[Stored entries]
--- --- ---

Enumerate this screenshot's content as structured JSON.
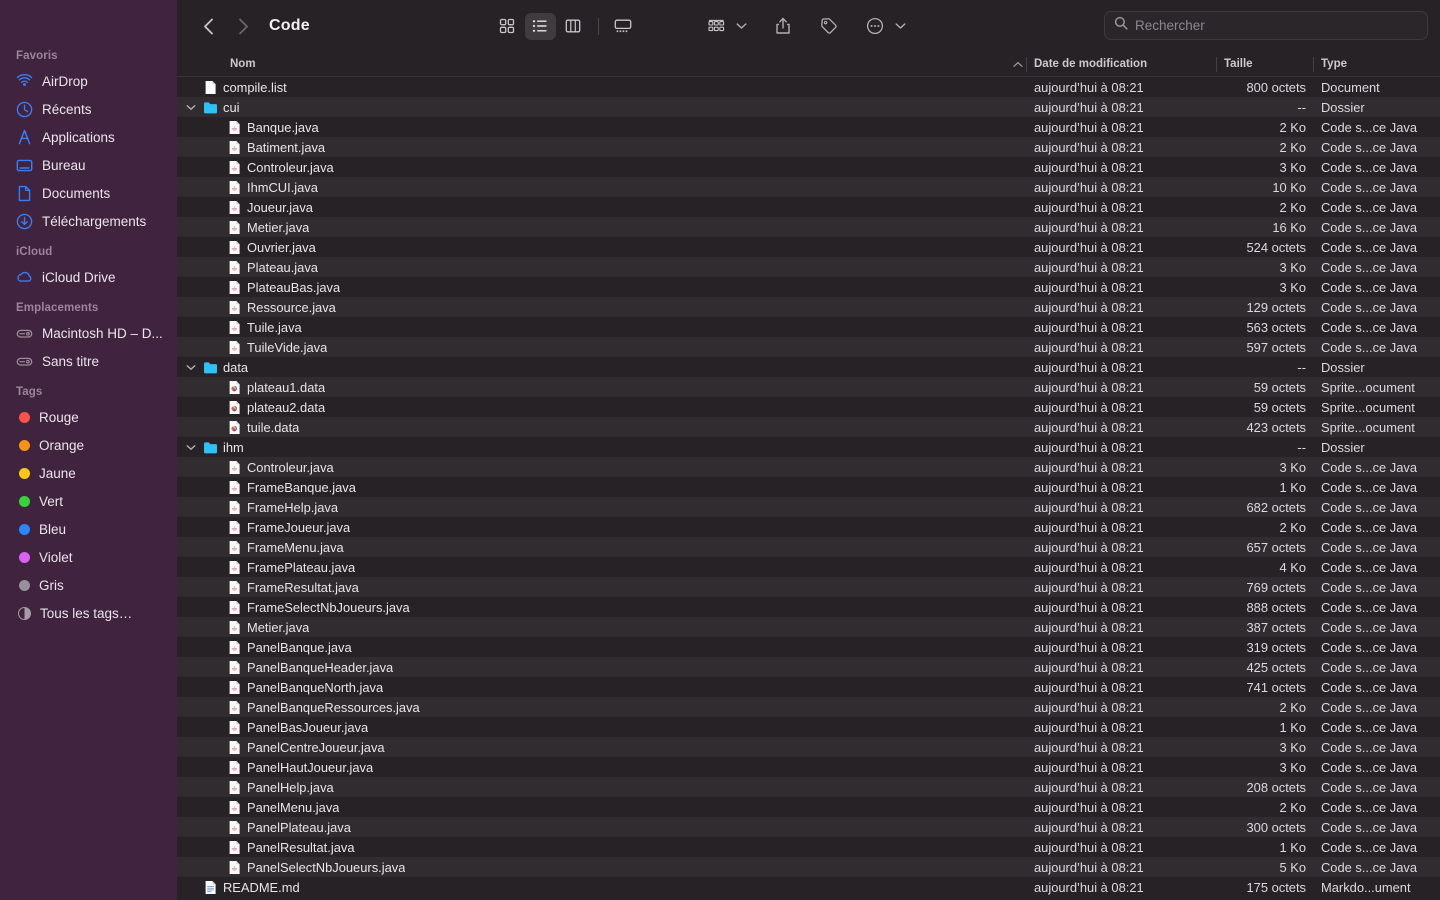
{
  "window": {
    "title": "Code",
    "nav": {
      "back_label": "Précédent",
      "forward_label": "Suivant"
    }
  },
  "toolbar": {
    "view_icon": "icon-view",
    "view_list": "list-view",
    "view_column": "column-view",
    "view_gallery": "gallery-view",
    "group_label": "group-by",
    "share_label": "share",
    "tag_label": "tags",
    "more_label": "more-actions"
  },
  "search": {
    "placeholder": "Rechercher",
    "value": ""
  },
  "sidebar": {
    "sections": [
      {
        "title": "Favoris",
        "items": [
          {
            "label": "AirDrop",
            "icon": "airdrop-icon"
          },
          {
            "label": "Récents",
            "icon": "clock-icon"
          },
          {
            "label": "Applications",
            "icon": "applications-icon"
          },
          {
            "label": "Bureau",
            "icon": "desktop-icon"
          },
          {
            "label": "Documents",
            "icon": "document-icon"
          },
          {
            "label": "Téléchargements",
            "icon": "downloads-icon"
          }
        ]
      },
      {
        "title": "iCloud",
        "items": [
          {
            "label": "iCloud Drive",
            "icon": "cloud-icon"
          }
        ]
      },
      {
        "title": "Emplacements",
        "items": [
          {
            "label": "Macintosh HD – D...",
            "icon": "harddisk-icon"
          },
          {
            "label": "Sans titre",
            "icon": "harddisk-icon"
          }
        ]
      },
      {
        "title": "Tags",
        "items": [
          {
            "label": "Rouge",
            "icon": "tag-dot",
            "color": "#F8544F"
          },
          {
            "label": "Orange",
            "icon": "tag-dot",
            "color": "#F5921B"
          },
          {
            "label": "Jaune",
            "icon": "tag-dot",
            "color": "#FCC717"
          },
          {
            "label": "Vert",
            "icon": "tag-dot",
            "color": "#3BD13B"
          },
          {
            "label": "Bleu",
            "icon": "tag-dot",
            "color": "#2D87F8"
          },
          {
            "label": "Violet",
            "icon": "tag-dot",
            "color": "#D763F0"
          },
          {
            "label": "Gris",
            "icon": "tag-dot",
            "color": "#98909A"
          },
          {
            "label": "Tous les tags…",
            "icon": "all-tags-icon",
            "color": ""
          }
        ]
      }
    ]
  },
  "columns": {
    "name": "Nom",
    "date": "Date de modification",
    "size": "Taille",
    "type": "Type",
    "sort_direction": "ascending"
  },
  "files": [
    {
      "name": "compile.list",
      "indent": 0,
      "kind": "file",
      "icon": "plain-file-icon",
      "date": "aujourd’hui à 08:21",
      "size": "800 octets",
      "type": "Document"
    },
    {
      "name": "cui",
      "indent": 0,
      "kind": "folder",
      "icon": "folder-icon",
      "date": "aujourd’hui à 08:21",
      "size": "--",
      "type": "Dossier",
      "expanded": true
    },
    {
      "name": "Banque.java",
      "indent": 1,
      "kind": "file",
      "icon": "java-file-icon",
      "date": "aujourd’hui à 08:21",
      "size": "2 Ko",
      "type": "Code s...ce Java"
    },
    {
      "name": "Batiment.java",
      "indent": 1,
      "kind": "file",
      "icon": "java-file-icon",
      "date": "aujourd’hui à 08:21",
      "size": "2 Ko",
      "type": "Code s...ce Java"
    },
    {
      "name": "Controleur.java",
      "indent": 1,
      "kind": "file",
      "icon": "java-file-icon",
      "date": "aujourd’hui à 08:21",
      "size": "3 Ko",
      "type": "Code s...ce Java"
    },
    {
      "name": "IhmCUI.java",
      "indent": 1,
      "kind": "file",
      "icon": "java-file-icon",
      "date": "aujourd’hui à 08:21",
      "size": "10 Ko",
      "type": "Code s...ce Java"
    },
    {
      "name": "Joueur.java",
      "indent": 1,
      "kind": "file",
      "icon": "java-file-icon",
      "date": "aujourd’hui à 08:21",
      "size": "2 Ko",
      "type": "Code s...ce Java"
    },
    {
      "name": "Metier.java",
      "indent": 1,
      "kind": "file",
      "icon": "java-file-icon",
      "date": "aujourd’hui à 08:21",
      "size": "16 Ko",
      "type": "Code s...ce Java"
    },
    {
      "name": "Ouvrier.java",
      "indent": 1,
      "kind": "file",
      "icon": "java-file-icon",
      "date": "aujourd’hui à 08:21",
      "size": "524 octets",
      "type": "Code s...ce Java"
    },
    {
      "name": "Plateau.java",
      "indent": 1,
      "kind": "file",
      "icon": "java-file-icon",
      "date": "aujourd’hui à 08:21",
      "size": "3 Ko",
      "type": "Code s...ce Java"
    },
    {
      "name": "PlateauBas.java",
      "indent": 1,
      "kind": "file",
      "icon": "java-file-icon",
      "date": "aujourd’hui à 08:21",
      "size": "3 Ko",
      "type": "Code s...ce Java"
    },
    {
      "name": "Ressource.java",
      "indent": 1,
      "kind": "file",
      "icon": "java-file-icon",
      "date": "aujourd’hui à 08:21",
      "size": "129 octets",
      "type": "Code s...ce Java"
    },
    {
      "name": "Tuile.java",
      "indent": 1,
      "kind": "file",
      "icon": "java-file-icon",
      "date": "aujourd’hui à 08:21",
      "size": "563 octets",
      "type": "Code s...ce Java"
    },
    {
      "name": "TuileVide.java",
      "indent": 1,
      "kind": "file",
      "icon": "java-file-icon",
      "date": "aujourd’hui à 08:21",
      "size": "597 octets",
      "type": "Code s...ce Java"
    },
    {
      "name": "data",
      "indent": 0,
      "kind": "folder",
      "icon": "folder-icon",
      "date": "aujourd’hui à 08:21",
      "size": "--",
      "type": "Dossier",
      "expanded": true
    },
    {
      "name": "plateau1.data",
      "indent": 1,
      "kind": "file",
      "icon": "sprite-file-icon",
      "date": "aujourd’hui à 08:21",
      "size": "59 octets",
      "type": "Sprite...ocument"
    },
    {
      "name": "plateau2.data",
      "indent": 1,
      "kind": "file",
      "icon": "sprite-file-icon",
      "date": "aujourd’hui à 08:21",
      "size": "59 octets",
      "type": "Sprite...ocument"
    },
    {
      "name": "tuile.data",
      "indent": 1,
      "kind": "file",
      "icon": "sprite-file-icon",
      "date": "aujourd’hui à 08:21",
      "size": "423 octets",
      "type": "Sprite...ocument"
    },
    {
      "name": "ihm",
      "indent": 0,
      "kind": "folder",
      "icon": "folder-icon",
      "date": "aujourd’hui à 08:21",
      "size": "--",
      "type": "Dossier",
      "expanded": true
    },
    {
      "name": "Controleur.java",
      "indent": 1,
      "kind": "file",
      "icon": "java-file-icon",
      "date": "aujourd’hui à 08:21",
      "size": "3 Ko",
      "type": "Code s...ce Java"
    },
    {
      "name": "FrameBanque.java",
      "indent": 1,
      "kind": "file",
      "icon": "java-file-icon",
      "date": "aujourd’hui à 08:21",
      "size": "1 Ko",
      "type": "Code s...ce Java"
    },
    {
      "name": "FrameHelp.java",
      "indent": 1,
      "kind": "file",
      "icon": "java-file-icon",
      "date": "aujourd’hui à 08:21",
      "size": "682 octets",
      "type": "Code s...ce Java"
    },
    {
      "name": "FrameJoueur.java",
      "indent": 1,
      "kind": "file",
      "icon": "java-file-icon",
      "date": "aujourd’hui à 08:21",
      "size": "2 Ko",
      "type": "Code s...ce Java"
    },
    {
      "name": "FrameMenu.java",
      "indent": 1,
      "kind": "file",
      "icon": "java-file-icon",
      "date": "aujourd’hui à 08:21",
      "size": "657 octets",
      "type": "Code s...ce Java"
    },
    {
      "name": "FramePlateau.java",
      "indent": 1,
      "kind": "file",
      "icon": "java-file-icon",
      "date": "aujourd’hui à 08:21",
      "size": "4 Ko",
      "type": "Code s...ce Java"
    },
    {
      "name": "FrameResultat.java",
      "indent": 1,
      "kind": "file",
      "icon": "java-file-icon",
      "date": "aujourd’hui à 08:21",
      "size": "769 octets",
      "type": "Code s...ce Java"
    },
    {
      "name": "FrameSelectNbJoueurs.java",
      "indent": 1,
      "kind": "file",
      "icon": "java-file-icon",
      "date": "aujourd’hui à 08:21",
      "size": "888 octets",
      "type": "Code s...ce Java"
    },
    {
      "name": "Metier.java",
      "indent": 1,
      "kind": "file",
      "icon": "java-file-icon",
      "date": "aujourd’hui à 08:21",
      "size": "387 octets",
      "type": "Code s...ce Java"
    },
    {
      "name": "PanelBanque.java",
      "indent": 1,
      "kind": "file",
      "icon": "java-file-icon",
      "date": "aujourd’hui à 08:21",
      "size": "319 octets",
      "type": "Code s...ce Java"
    },
    {
      "name": "PanelBanqueHeader.java",
      "indent": 1,
      "kind": "file",
      "icon": "java-file-icon",
      "date": "aujourd’hui à 08:21",
      "size": "425 octets",
      "type": "Code s...ce Java"
    },
    {
      "name": "PanelBanqueNorth.java",
      "indent": 1,
      "kind": "file",
      "icon": "java-file-icon",
      "date": "aujourd’hui à 08:21",
      "size": "741 octets",
      "type": "Code s...ce Java"
    },
    {
      "name": "PanelBanqueRessources.java",
      "indent": 1,
      "kind": "file",
      "icon": "java-file-icon",
      "date": "aujourd’hui à 08:21",
      "size": "2 Ko",
      "type": "Code s...ce Java"
    },
    {
      "name": "PanelBasJoueur.java",
      "indent": 1,
      "kind": "file",
      "icon": "java-file-icon",
      "date": "aujourd’hui à 08:21",
      "size": "1 Ko",
      "type": "Code s...ce Java"
    },
    {
      "name": "PanelCentreJoueur.java",
      "indent": 1,
      "kind": "file",
      "icon": "java-file-icon",
      "date": "aujourd’hui à 08:21",
      "size": "3 Ko",
      "type": "Code s...ce Java"
    },
    {
      "name": "PanelHautJoueur.java",
      "indent": 1,
      "kind": "file",
      "icon": "java-file-icon",
      "date": "aujourd’hui à 08:21",
      "size": "3 Ko",
      "type": "Code s...ce Java"
    },
    {
      "name": "PanelHelp.java",
      "indent": 1,
      "kind": "file",
      "icon": "java-file-icon",
      "date": "aujourd’hui à 08:21",
      "size": "208 octets",
      "type": "Code s...ce Java"
    },
    {
      "name": "PanelMenu.java",
      "indent": 1,
      "kind": "file",
      "icon": "java-file-icon",
      "date": "aujourd’hui à 08:21",
      "size": "2 Ko",
      "type": "Code s...ce Java"
    },
    {
      "name": "PanelPlateau.java",
      "indent": 1,
      "kind": "file",
      "icon": "java-file-icon",
      "date": "aujourd’hui à 08:21",
      "size": "300 octets",
      "type": "Code s...ce Java"
    },
    {
      "name": "PanelResultat.java",
      "indent": 1,
      "kind": "file",
      "icon": "java-file-icon",
      "date": "aujourd’hui à 08:21",
      "size": "1 Ko",
      "type": "Code s...ce Java"
    },
    {
      "name": "PanelSelectNbJoueurs.java",
      "indent": 1,
      "kind": "file",
      "icon": "java-file-icon",
      "date": "aujourd’hui à 08:21",
      "size": "5 Ko",
      "type": "Code s...ce Java"
    },
    {
      "name": "README.md",
      "indent": 0,
      "kind": "file",
      "icon": "markdown-file-icon",
      "date": "aujourd’hui à 08:21",
      "size": "175 octets",
      "type": "Markdo...ument"
    }
  ],
  "colors": {
    "sidebar_bg": "#40233F",
    "content_bg": "#262225",
    "row_alt_bg": "#302C2F",
    "accent_blue": "#3B7DF5",
    "folder_blue": "#2FC0F5"
  }
}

--- --- ---

• _Aim of the exercise_
Of all the lines above, how many contain the word "data"? Give the number and nothing else.

• _Exercise result_
4